PROMPT: Show all lines from the data that include the word "달러인덱스".

DATA FOR THIS TASK:

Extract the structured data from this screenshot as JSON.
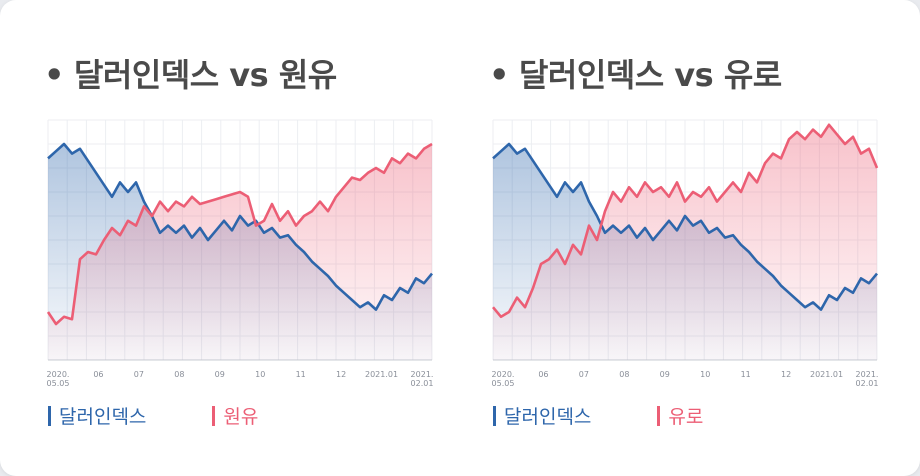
{
  "colors": {
    "blue": "#2e66ab",
    "red": "#ec5e75"
  },
  "chart_data": [
    {
      "type": "line",
      "title": "달러인덱스 vs 원유",
      "title_bullet": "•",
      "x_ticks": [
        "2020.\n05.05",
        "06",
        "07",
        "08",
        "09",
        "10",
        "11",
        "12",
        "2021.01",
        "2021.\n02.01"
      ],
      "series": [
        {
          "name": "달러인덱스",
          "values": [
            0.84,
            0.87,
            0.9,
            0.86,
            0.88,
            0.83,
            0.78,
            0.73,
            0.68,
            0.74,
            0.7,
            0.74,
            0.66,
            0.6,
            0.53,
            0.56,
            0.53,
            0.56,
            0.51,
            0.55,
            0.5,
            0.54,
            0.58,
            0.54,
            0.6,
            0.56,
            0.58,
            0.53,
            0.55,
            0.51,
            0.52,
            0.48,
            0.45,
            0.41,
            0.38,
            0.35,
            0.31,
            0.28,
            0.25,
            0.22,
            0.24,
            0.21,
            0.27,
            0.25,
            0.3,
            0.28,
            0.34,
            0.32,
            0.36
          ]
        },
        {
          "name": "원유",
          "values": [
            0.2,
            0.15,
            0.18,
            0.17,
            0.42,
            0.45,
            0.44,
            0.5,
            0.55,
            0.52,
            0.58,
            0.56,
            0.64,
            0.6,
            0.66,
            0.62,
            0.66,
            0.64,
            0.68,
            0.65,
            0.66,
            0.67,
            0.68,
            0.69,
            0.7,
            0.68,
            0.56,
            0.58,
            0.65,
            0.58,
            0.62,
            0.56,
            0.6,
            0.62,
            0.66,
            0.62,
            0.68,
            0.72,
            0.76,
            0.75,
            0.78,
            0.8,
            0.78,
            0.84,
            0.82,
            0.86,
            0.84,
            0.88,
            0.9
          ]
        }
      ]
    },
    {
      "type": "line",
      "title": "달러인덱스 vs 유로",
      "title_bullet": "•",
      "x_ticks": [
        "2020.\n05.05",
        "06",
        "07",
        "08",
        "09",
        "10",
        "11",
        "12",
        "2021.01",
        "2021.\n02.01"
      ],
      "series": [
        {
          "name": "달러인덱스",
          "values": [
            0.84,
            0.87,
            0.9,
            0.86,
            0.88,
            0.83,
            0.78,
            0.73,
            0.68,
            0.74,
            0.7,
            0.74,
            0.66,
            0.6,
            0.53,
            0.56,
            0.53,
            0.56,
            0.51,
            0.55,
            0.5,
            0.54,
            0.58,
            0.54,
            0.6,
            0.56,
            0.58,
            0.53,
            0.55,
            0.51,
            0.52,
            0.48,
            0.45,
            0.41,
            0.38,
            0.35,
            0.31,
            0.28,
            0.25,
            0.22,
            0.24,
            0.21,
            0.27,
            0.25,
            0.3,
            0.28,
            0.34,
            0.32,
            0.36
          ]
        },
        {
          "name": "유로",
          "values": [
            0.22,
            0.18,
            0.2,
            0.26,
            0.22,
            0.3,
            0.4,
            0.42,
            0.46,
            0.4,
            0.48,
            0.44,
            0.56,
            0.5,
            0.62,
            0.7,
            0.66,
            0.72,
            0.68,
            0.74,
            0.7,
            0.72,
            0.68,
            0.74,
            0.66,
            0.7,
            0.68,
            0.72,
            0.66,
            0.7,
            0.74,
            0.7,
            0.78,
            0.74,
            0.82,
            0.86,
            0.84,
            0.92,
            0.95,
            0.92,
            0.96,
            0.93,
            0.98,
            0.94,
            0.9,
            0.93,
            0.86,
            0.88,
            0.8
          ]
        }
      ]
    }
  ]
}
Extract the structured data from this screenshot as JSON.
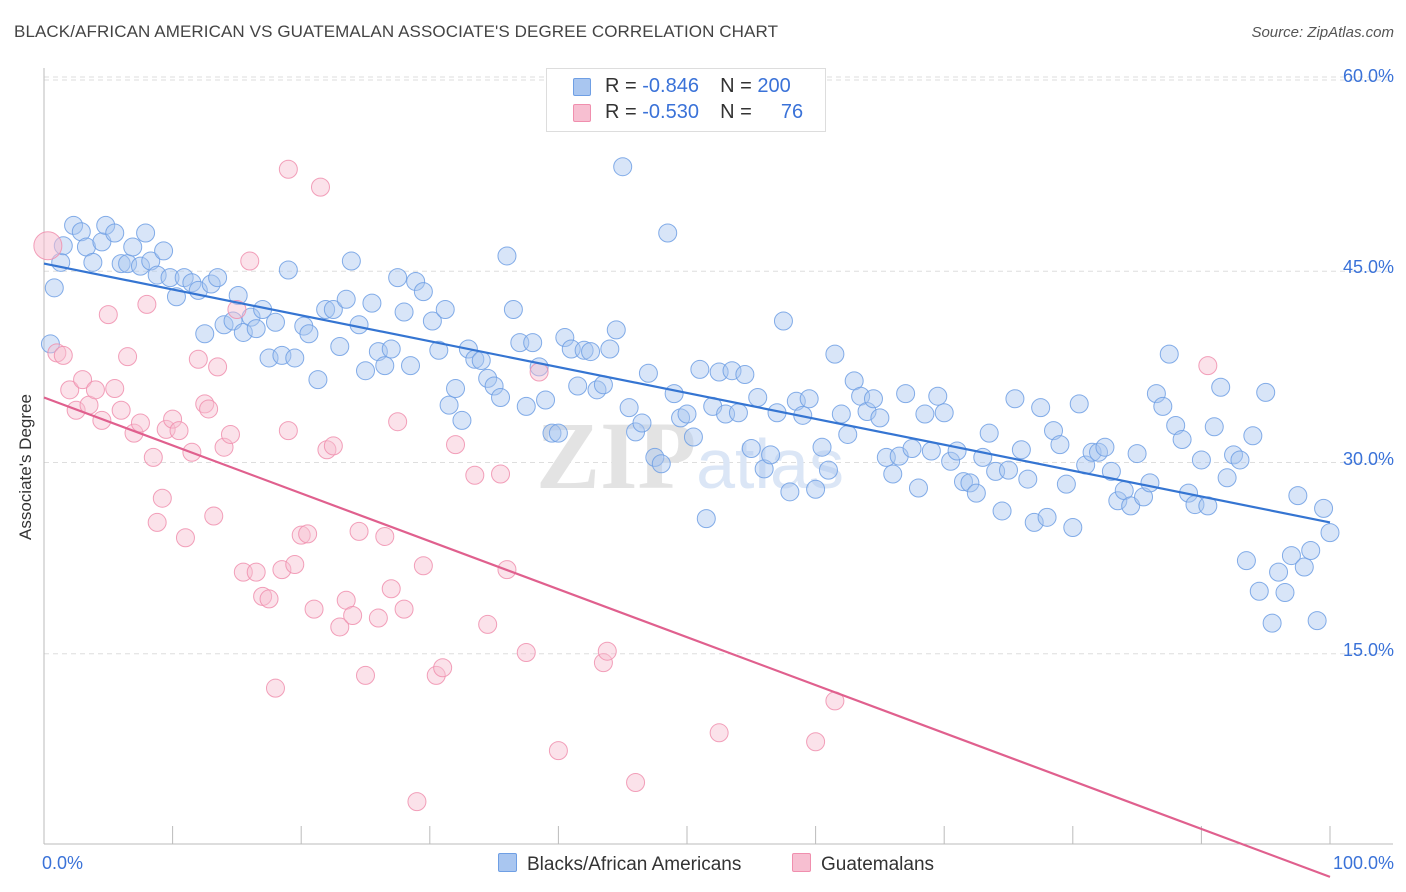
{
  "chart_data": {
    "type": "scatter",
    "title": "BLACK/AFRICAN AMERICAN VS GUATEMALAN ASSOCIATE'S DEGREE CORRELATION CHART",
    "source": "Source: ZipAtlas.com",
    "xlabel": "",
    "ylabel": "Associate's Degree",
    "xlim": [
      0,
      100
    ],
    "ylim": [
      0,
      65
    ],
    "x_tick_labels": [
      "0.0%",
      "100.0%"
    ],
    "y_ticks": [
      15,
      30,
      45,
      60
    ],
    "y_tick_labels": [
      "15.0%",
      "30.0%",
      "45.0%",
      "60.0%"
    ],
    "grid": true,
    "watermark": "ZIPatlas",
    "legend_stats": [
      {
        "r_label": "R =",
        "r_value": "-0.846",
        "n_label": "N =",
        "n_value": "200"
      },
      {
        "r_label": "R =",
        "r_value": "-0.530",
        "n_label": "N =",
        "n_value": "76"
      }
    ],
    "series": [
      {
        "name": "Blacks/African Americans",
        "color": "#6f9fe4",
        "fill": "#a9c6f0",
        "line_color": "#3575d2",
        "trend": [
          [
            0,
            45.6
          ],
          [
            100,
            25.3
          ]
        ],
        "points": [
          [
            0.5,
            39.3
          ],
          [
            0.8,
            43.7
          ],
          [
            1.3,
            45.7
          ],
          [
            1.5,
            47.0
          ],
          [
            2.3,
            48.6
          ],
          [
            2.9,
            48.1
          ],
          [
            3.3,
            46.9
          ],
          [
            3.8,
            45.7
          ],
          [
            4.5,
            47.3
          ],
          [
            4.8,
            48.6
          ],
          [
            5.5,
            48.0
          ],
          [
            6.0,
            45.6
          ],
          [
            6.5,
            45.6
          ],
          [
            6.9,
            46.9
          ],
          [
            7.5,
            45.4
          ],
          [
            7.9,
            48.0
          ],
          [
            8.3,
            45.8
          ],
          [
            8.8,
            44.7
          ],
          [
            9.3,
            46.6
          ],
          [
            9.8,
            44.5
          ],
          [
            10.3,
            43.0
          ],
          [
            10.9,
            44.5
          ],
          [
            11.5,
            44.1
          ],
          [
            12.0,
            43.5
          ],
          [
            12.5,
            40.1
          ],
          [
            13.0,
            44.0
          ],
          [
            13.5,
            44.5
          ],
          [
            14.0,
            40.8
          ],
          [
            14.7,
            41.1
          ],
          [
            15.1,
            43.1
          ],
          [
            15.5,
            40.2
          ],
          [
            16.1,
            41.4
          ],
          [
            16.5,
            40.5
          ],
          [
            17.0,
            42.0
          ],
          [
            17.5,
            38.2
          ],
          [
            18.0,
            41.0
          ],
          [
            18.5,
            38.4
          ],
          [
            19.0,
            45.1
          ],
          [
            19.5,
            38.2
          ],
          [
            20.2,
            40.7
          ],
          [
            20.6,
            40.1
          ],
          [
            21.3,
            36.5
          ],
          [
            21.9,
            42.0
          ],
          [
            22.5,
            42.0
          ],
          [
            23.0,
            39.1
          ],
          [
            23.5,
            42.8
          ],
          [
            23.9,
            45.8
          ],
          [
            24.5,
            40.8
          ],
          [
            25.0,
            37.2
          ],
          [
            25.5,
            42.5
          ],
          [
            26.0,
            38.7
          ],
          [
            26.5,
            37.6
          ],
          [
            27.0,
            38.9
          ],
          [
            27.5,
            44.5
          ],
          [
            28.0,
            41.8
          ],
          [
            28.5,
            37.6
          ],
          [
            28.9,
            44.2
          ],
          [
            29.5,
            43.4
          ],
          [
            30.2,
            41.1
          ],
          [
            30.7,
            38.8
          ],
          [
            31.2,
            42.0
          ],
          [
            31.5,
            34.5
          ],
          [
            32.0,
            35.8
          ],
          [
            32.5,
            33.3
          ],
          [
            33.0,
            38.9
          ],
          [
            33.5,
            38.1
          ],
          [
            34.0,
            38.0
          ],
          [
            34.5,
            36.6
          ],
          [
            35.0,
            36.0
          ],
          [
            35.5,
            35.1
          ],
          [
            36.0,
            46.2
          ],
          [
            36.5,
            42.0
          ],
          [
            37.0,
            39.4
          ],
          [
            37.5,
            34.4
          ],
          [
            38.0,
            39.4
          ],
          [
            38.5,
            37.5
          ],
          [
            39.0,
            34.9
          ],
          [
            39.5,
            32.3
          ],
          [
            40.0,
            32.3
          ],
          [
            40.5,
            39.8
          ],
          [
            41.0,
            38.9
          ],
          [
            41.5,
            36.0
          ],
          [
            42.0,
            38.8
          ],
          [
            42.5,
            38.7
          ],
          [
            43.0,
            35.7
          ],
          [
            43.5,
            36.1
          ],
          [
            44.0,
            38.9
          ],
          [
            44.5,
            40.4
          ],
          [
            45.0,
            53.2
          ],
          [
            45.5,
            34.3
          ],
          [
            46.0,
            32.4
          ],
          [
            46.5,
            33.1
          ],
          [
            47.0,
            37.0
          ],
          [
            47.5,
            30.4
          ],
          [
            48.0,
            29.9
          ],
          [
            48.5,
            48.0
          ],
          [
            49.0,
            35.4
          ],
          [
            49.5,
            33.5
          ],
          [
            50.0,
            33.8
          ],
          [
            50.5,
            32.0
          ],
          [
            51.0,
            37.3
          ],
          [
            51.5,
            25.6
          ],
          [
            52.0,
            34.4
          ],
          [
            52.5,
            37.1
          ],
          [
            53.0,
            33.8
          ],
          [
            53.5,
            37.2
          ],
          [
            54.0,
            33.9
          ],
          [
            54.5,
            36.9
          ],
          [
            55.0,
            31.1
          ],
          [
            55.5,
            35.1
          ],
          [
            56.0,
            29.5
          ],
          [
            56.5,
            30.6
          ],
          [
            57.0,
            33.9
          ],
          [
            57.5,
            41.1
          ],
          [
            58.0,
            27.7
          ],
          [
            58.5,
            34.8
          ],
          [
            59.0,
            33.7
          ],
          [
            59.5,
            35.0
          ],
          [
            60.0,
            27.9
          ],
          [
            60.5,
            31.2
          ],
          [
            61.0,
            29.4
          ],
          [
            61.5,
            38.5
          ],
          [
            62.0,
            33.8
          ],
          [
            62.5,
            32.2
          ],
          [
            63.0,
            36.4
          ],
          [
            63.5,
            35.2
          ],
          [
            64.0,
            34.0
          ],
          [
            64.5,
            35.0
          ],
          [
            65.0,
            33.5
          ],
          [
            65.5,
            30.4
          ],
          [
            66.0,
            29.1
          ],
          [
            66.5,
            30.5
          ],
          [
            67.0,
            35.4
          ],
          [
            67.5,
            31.1
          ],
          [
            68.0,
            28.0
          ],
          [
            68.5,
            33.8
          ],
          [
            69.0,
            30.9
          ],
          [
            69.5,
            35.2
          ],
          [
            70.0,
            33.9
          ],
          [
            70.5,
            30.1
          ],
          [
            71.0,
            30.9
          ],
          [
            71.5,
            28.5
          ],
          [
            72.0,
            28.4
          ],
          [
            72.5,
            27.6
          ],
          [
            73.0,
            30.4
          ],
          [
            73.5,
            32.3
          ],
          [
            74.0,
            29.3
          ],
          [
            74.5,
            26.2
          ],
          [
            75.0,
            29.4
          ],
          [
            75.5,
            35.0
          ],
          [
            76.0,
            31.0
          ],
          [
            76.5,
            28.7
          ],
          [
            77.0,
            25.3
          ],
          [
            77.5,
            34.3
          ],
          [
            78.0,
            25.7
          ],
          [
            78.5,
            32.5
          ],
          [
            79.0,
            31.4
          ],
          [
            79.5,
            28.3
          ],
          [
            80.0,
            24.9
          ],
          [
            80.5,
            34.6
          ],
          [
            81.0,
            29.8
          ],
          [
            81.5,
            30.8
          ],
          [
            82.0,
            30.8
          ],
          [
            82.5,
            31.2
          ],
          [
            83.0,
            29.3
          ],
          [
            83.5,
            27.0
          ],
          [
            84.0,
            27.8
          ],
          [
            84.5,
            26.6
          ],
          [
            85.0,
            30.7
          ],
          [
            85.5,
            27.3
          ],
          [
            86.0,
            28.4
          ],
          [
            86.5,
            35.4
          ],
          [
            87.0,
            34.4
          ],
          [
            87.5,
            38.5
          ],
          [
            88.0,
            32.9
          ],
          [
            88.5,
            31.8
          ],
          [
            89.0,
            27.6
          ],
          [
            89.5,
            26.7
          ],
          [
            90.0,
            30.2
          ],
          [
            90.5,
            26.6
          ],
          [
            91.0,
            32.8
          ],
          [
            91.5,
            35.9
          ],
          [
            92.0,
            28.8
          ],
          [
            92.5,
            30.6
          ],
          [
            93.0,
            30.2
          ],
          [
            93.5,
            22.3
          ],
          [
            94.0,
            32.1
          ],
          [
            94.5,
            19.9
          ],
          [
            95.0,
            35.5
          ],
          [
            95.5,
            17.4
          ],
          [
            96.0,
            21.4
          ],
          [
            96.5,
            19.8
          ],
          [
            97.0,
            22.7
          ],
          [
            97.5,
            27.4
          ],
          [
            98.0,
            21.8
          ],
          [
            98.5,
            23.1
          ],
          [
            99.0,
            17.6
          ],
          [
            99.5,
            26.4
          ],
          [
            100.0,
            24.5
          ]
        ]
      },
      {
        "name": "Guatemalans",
        "color": "#f08fae",
        "fill": "#f7bfd1",
        "line_color": "#e0608e",
        "trend": [
          [
            0,
            35.1
          ],
          [
            100,
            -2.5
          ]
        ],
        "points": [
          [
            0.3,
            47.0
          ],
          [
            1.0,
            38.6
          ],
          [
            1.5,
            38.4
          ],
          [
            2.0,
            35.7
          ],
          [
            2.5,
            34.1
          ],
          [
            3.0,
            36.5
          ],
          [
            3.5,
            34.5
          ],
          [
            4.0,
            35.7
          ],
          [
            4.5,
            33.3
          ],
          [
            5.0,
            41.6
          ],
          [
            5.5,
            35.8
          ],
          [
            6.0,
            34.1
          ],
          [
            6.5,
            38.3
          ],
          [
            7.0,
            32.3
          ],
          [
            7.5,
            33.1
          ],
          [
            8.0,
            42.4
          ],
          [
            8.5,
            30.4
          ],
          [
            8.8,
            25.3
          ],
          [
            9.2,
            27.2
          ],
          [
            9.5,
            32.6
          ],
          [
            10.0,
            33.4
          ],
          [
            10.5,
            32.5
          ],
          [
            11.0,
            24.1
          ],
          [
            11.5,
            30.8
          ],
          [
            12.0,
            38.1
          ],
          [
            12.5,
            34.6
          ],
          [
            12.8,
            34.2
          ],
          [
            13.2,
            25.8
          ],
          [
            13.5,
            37.5
          ],
          [
            14.0,
            31.2
          ],
          [
            14.5,
            32.2
          ],
          [
            15.0,
            42.0
          ],
          [
            15.5,
            21.4
          ],
          [
            16.0,
            45.8
          ],
          [
            16.5,
            21.4
          ],
          [
            17.0,
            19.5
          ],
          [
            17.5,
            19.3
          ],
          [
            18.0,
            12.3
          ],
          [
            18.5,
            21.6
          ],
          [
            19.0,
            32.5
          ],
          [
            19.5,
            22.0
          ],
          [
            19.0,
            53.0
          ],
          [
            20.0,
            24.3
          ],
          [
            20.5,
            24.4
          ],
          [
            21.0,
            18.5
          ],
          [
            21.5,
            51.6
          ],
          [
            22.0,
            31.0
          ],
          [
            22.5,
            31.3
          ],
          [
            23.0,
            17.1
          ],
          [
            23.5,
            19.2
          ],
          [
            24.0,
            18.0
          ],
          [
            24.5,
            24.6
          ],
          [
            25.0,
            13.3
          ],
          [
            26.0,
            17.8
          ],
          [
            26.5,
            24.2
          ],
          [
            27.0,
            20.1
          ],
          [
            27.5,
            33.2
          ],
          [
            28.0,
            18.5
          ],
          [
            29.0,
            3.4
          ],
          [
            29.5,
            21.9
          ],
          [
            30.5,
            13.3
          ],
          [
            31.0,
            13.9
          ],
          [
            32.0,
            31.4
          ],
          [
            33.5,
            29.0
          ],
          [
            34.5,
            17.3
          ],
          [
            35.5,
            29.1
          ],
          [
            36.0,
            21.6
          ],
          [
            37.5,
            15.1
          ],
          [
            38.5,
            37.1
          ],
          [
            40.0,
            7.4
          ],
          [
            43.5,
            14.3
          ],
          [
            43.8,
            15.2
          ],
          [
            46.0,
            4.9
          ],
          [
            52.5,
            8.8
          ],
          [
            60.0,
            8.1
          ],
          [
            61.5,
            11.3
          ],
          [
            90.5,
            37.6
          ]
        ]
      }
    ]
  }
}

FINISHED TASK:
      "title": "달러인덱스 vs 원유",
          "name": "달러인덱스",
      "title": "달러인덱스 vs 유로",
          "name": "달러인덱스",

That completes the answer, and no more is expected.